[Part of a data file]
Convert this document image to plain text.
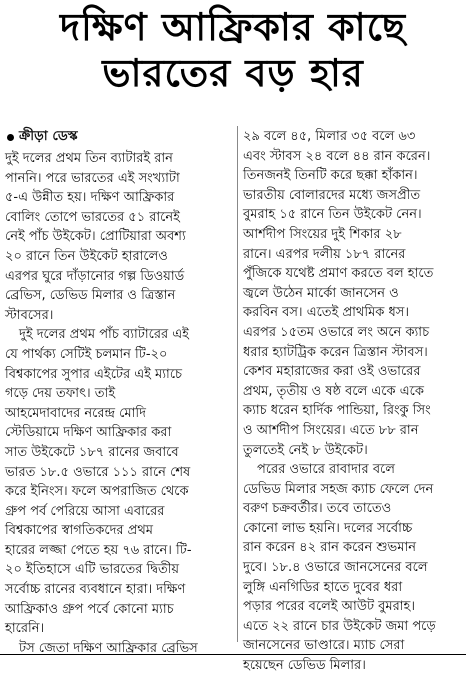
দক্ষিণ আফ্রিকার কাছে
ভারতের বড় হার
ক্রীড়া ডেস্ক
দুই দলের প্রথম তিন ব্যাটারই রান
পাননি। পরে ভারতের এই সংখ্যাটা
৫-এ উন্নীত হয়। দক্ষিণ আফ্রিকার
বোলিং তোপে ভারতের ৫১ রানেই
নেই পাঁচ উইকেট। প্রোটিয়ারা অবশ্য
২০ রানে তিন উইকেট হারালেও
এরপর ঘুরে দাঁড়ানোর গল্প ডিওয়ার্ড
ব্রেভিস, ডেভিড মিলার ও ত্রিস্তান
স্টাবসের।
দুই দলের প্রথম পাঁচ ব্যাটারের এই
যে পার্থক্য সেটিই চলমান টি-২০
বিশ্বকাপের সুপার এইটের এই ম্যাচে
গড়ে দেয় তফাৎ। তাই
আহমেদাবাদের নরেন্দ্র মোদি
স্টেডিয়ামে দক্ষিণ আফ্রিকার করা
সাত উইকেটে ১৮৭ রানের জবাবে
ভারত ১৮.৫ ওভারে ১১১ রানে শেষ
করে ইনিংস। ফলে অপরাজিত থেকে
গ্রুপ পর্ব পেরিয়ে আসা এবারের
বিশ্বকাপের স্বাগতিকদের প্রথম
হারের লজ্জা পেতে হয় ৭৬ রানে। টি-
২০ ইতিহাসে এটি ভারতের দ্বিতীয়
সর্বোচ্চ রানের ব্যবধানে হারা। দক্ষিণ
আফ্রিকাও গ্রুপ পর্বে কোনো ম্যাচ
হারেনি।
টস জেতা দক্ষিণ আফ্রিকার ব্রেভিস
২৯ বলে ৪৫, মিলার ৩৫ বলে ৬৩
এবং স্টাবস ২৪ বলে ৪৪ রান করেন।
তিনজনই তিনটি করে ছক্কা হাঁকান।
ভারতীয় বোলারদের মধ্যে জসপ্রীত
বুমরাহ ১৫ রানে তিন উইকেট নেন।
আর্শদীপ সিংয়ের দুই শিকার ২৮
রানে। এরপর দলীয় ১৮৭ রানের
পুঁজিকে যথেষ্ট প্রমাণ করতে বল হাতে
জ্বলে উঠেন মার্কো জানসেন ও
করবিন বস। এতেই প্রাথমিক ধস।
এরপর ১৫তম ওভারে লং অনে ক্যাচ
ধরার হ্যাটট্রিক করেন ত্রিস্তান স্টাবস।
কেশব মহারাজের করা ওই ওভারের
প্রথম, তৃতীয় ও ষষ্ঠ বলে একে একে
ক্যাচ ধরেন হার্দিক পান্ডিয়া, রিংকু সিং
ও আর্শদীপ সিংয়ের। এতে ৮৮ রান
তুলতেই নেই ৮ উইকেট।
পরের ওভারে রাবাদার বলে
ডেভিড মিলার সহজ ক্যাচ ফেলে দেন
বরুণ চক্রবর্তীর। তবে তাতেও
কোনো লাভ হয়নি। দলের সর্বোচ্চ
রান করেন ৪২ রান করেন শুভমান
দুবে। ১৮.৪ ওভারে জানসেনের বলে
লুঙ্গি এনগিডির হাতে দুবের ধরা
পড়ার পরের বলেই আউট বুমরাহ।
এতে ২২ রানে চার উইকেট জমা পড়ে
জানসেনের ভাণ্ডারে। ম্যাচ সেরা
হয়েছেন ডেভিড মিলার।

* WHAT THIS TASK INVOLVES
Scan the lines above for "এরপর", then copy every one that has it.

* FULL OUTPUT
এরপর ঘুরে দাঁড়ানোর গল্প ডিওয়ার্ড
রানে। এরপর দলীয় ১৮৭ রানের
এরপর ১৫তম ওভারে লং অনে ক্যাচ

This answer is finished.